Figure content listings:
┌────────
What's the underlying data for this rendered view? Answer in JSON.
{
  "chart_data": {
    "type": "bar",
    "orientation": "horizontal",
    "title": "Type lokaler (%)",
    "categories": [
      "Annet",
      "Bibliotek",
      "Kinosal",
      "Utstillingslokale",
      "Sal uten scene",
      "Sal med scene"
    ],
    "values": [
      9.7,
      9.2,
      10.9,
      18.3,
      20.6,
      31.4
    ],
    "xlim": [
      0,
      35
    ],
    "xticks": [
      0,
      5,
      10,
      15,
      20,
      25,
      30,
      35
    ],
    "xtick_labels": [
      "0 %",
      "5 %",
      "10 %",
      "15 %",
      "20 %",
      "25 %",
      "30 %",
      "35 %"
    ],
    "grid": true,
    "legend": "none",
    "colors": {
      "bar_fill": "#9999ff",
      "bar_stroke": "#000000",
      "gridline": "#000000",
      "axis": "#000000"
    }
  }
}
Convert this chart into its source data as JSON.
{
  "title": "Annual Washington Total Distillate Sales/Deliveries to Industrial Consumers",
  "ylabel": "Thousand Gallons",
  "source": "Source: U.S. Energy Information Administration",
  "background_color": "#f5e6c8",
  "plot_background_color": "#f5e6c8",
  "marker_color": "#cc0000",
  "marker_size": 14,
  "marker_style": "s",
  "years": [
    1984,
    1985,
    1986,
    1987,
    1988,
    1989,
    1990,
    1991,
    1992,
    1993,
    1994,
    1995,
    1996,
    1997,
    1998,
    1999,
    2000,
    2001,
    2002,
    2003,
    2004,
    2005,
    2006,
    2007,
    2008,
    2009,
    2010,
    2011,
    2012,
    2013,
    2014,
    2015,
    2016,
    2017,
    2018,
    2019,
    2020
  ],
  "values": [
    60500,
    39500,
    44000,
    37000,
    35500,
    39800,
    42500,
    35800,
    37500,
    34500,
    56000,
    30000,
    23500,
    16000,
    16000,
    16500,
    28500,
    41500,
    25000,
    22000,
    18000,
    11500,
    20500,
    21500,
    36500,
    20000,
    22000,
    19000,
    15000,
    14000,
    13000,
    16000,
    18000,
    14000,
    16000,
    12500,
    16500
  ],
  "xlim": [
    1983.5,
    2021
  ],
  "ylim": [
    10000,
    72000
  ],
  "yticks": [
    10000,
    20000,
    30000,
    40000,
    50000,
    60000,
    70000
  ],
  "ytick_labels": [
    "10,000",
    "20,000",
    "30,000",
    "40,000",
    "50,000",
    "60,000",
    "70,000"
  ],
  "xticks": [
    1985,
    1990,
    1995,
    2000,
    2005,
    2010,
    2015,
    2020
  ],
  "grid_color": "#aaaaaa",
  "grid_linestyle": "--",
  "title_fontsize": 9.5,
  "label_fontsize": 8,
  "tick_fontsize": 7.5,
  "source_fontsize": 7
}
└────────
● TASK DETAILS: Copy out all of the lines above exactly.

● SOLUTION BELOW:
What's the underlying data for this rendered view? Answer in JSON.
{
  "chart_data": {
    "type": "bar",
    "orientation": "horizontal",
    "title": "Type lokaler (%)",
    "categories": [
      "Annet",
      "Bibliotek",
      "Kinosal",
      "Utstillingslokale",
      "Sal uten scene",
      "Sal med scene"
    ],
    "values": [
      9.7,
      9.2,
      10.9,
      18.3,
      20.6,
      31.4
    ],
    "xlim": [
      0,
      35
    ],
    "xticks": [
      0,
      5,
      10,
      15,
      20,
      25,
      30,
      35
    ],
    "xtick_labels": [
      "0 %",
      "5 %",
      "10 %",
      "15 %",
      "20 %",
      "25 %",
      "30 %",
      "35 %"
    ],
    "grid": true,
    "legend": "none",
    "colors": {
      "bar_fill": "#9999ff",
      "bar_stroke": "#000000",
      "gridline": "#000000",
      "axis": "#000000"
    }
  }
}
Convert this chart into its source data as JSON.
{
  "title": "Annual Washington Total Distillate Sales/Deliveries to Industrial Consumers",
  "ylabel": "Thousand Gallons",
  "source": "Source: U.S. Energy Information Administration",
  "background_color": "#f5e6c8",
  "plot_background_color": "#f5e6c8",
  "marker_color": "#cc0000",
  "marker_size": 14,
  "marker_style": "s",
  "years": [
    1984,
    1985,
    1986,
    1987,
    1988,
    1989,
    1990,
    1991,
    1992,
    1993,
    1994,
    1995,
    1996,
    1997,
    1998,
    1999,
    2000,
    2001,
    2002,
    2003,
    2004,
    2005,
    2006,
    2007,
    2008,
    2009,
    2010,
    2011,
    2012,
    2013,
    2014,
    2015,
    2016,
    2017,
    2018,
    2019,
    2020
  ],
  "values": [
    60500,
    39500,
    44000,
    37000,
    35500,
    39800,
    42500,
    35800,
    37500,
    34500,
    56000,
    30000,
    23500,
    16000,
    16000,
    16500,
    28500,
    41500,
    25000,
    22000,
    18000,
    11500,
    20500,
    21500,
    36500,
    20000,
    22000,
    19000,
    15000,
    14000,
    13000,
    16000,
    18000,
    14000,
    16000,
    12500,
    16500
  ],
  "xlim": [
    1983.5,
    2021
  ],
  "ylim": [
    10000,
    72000
  ],
  "yticks": [
    10000,
    20000,
    30000,
    40000,
    50000,
    60000,
    70000
  ],
  "ytick_labels": [
    "10,000",
    "20,000",
    "30,000",
    "40,000",
    "50,000",
    "60,000",
    "70,000"
  ],
  "xticks": [
    1985,
    1990,
    1995,
    2000,
    2005,
    2010,
    2015,
    2020
  ],
  "grid_color": "#aaaaaa",
  "grid_linestyle": "--",
  "title_fontsize": 9.5,
  "label_fontsize": 8,
  "tick_fontsize": 7.5,
  "source_fontsize": 7
}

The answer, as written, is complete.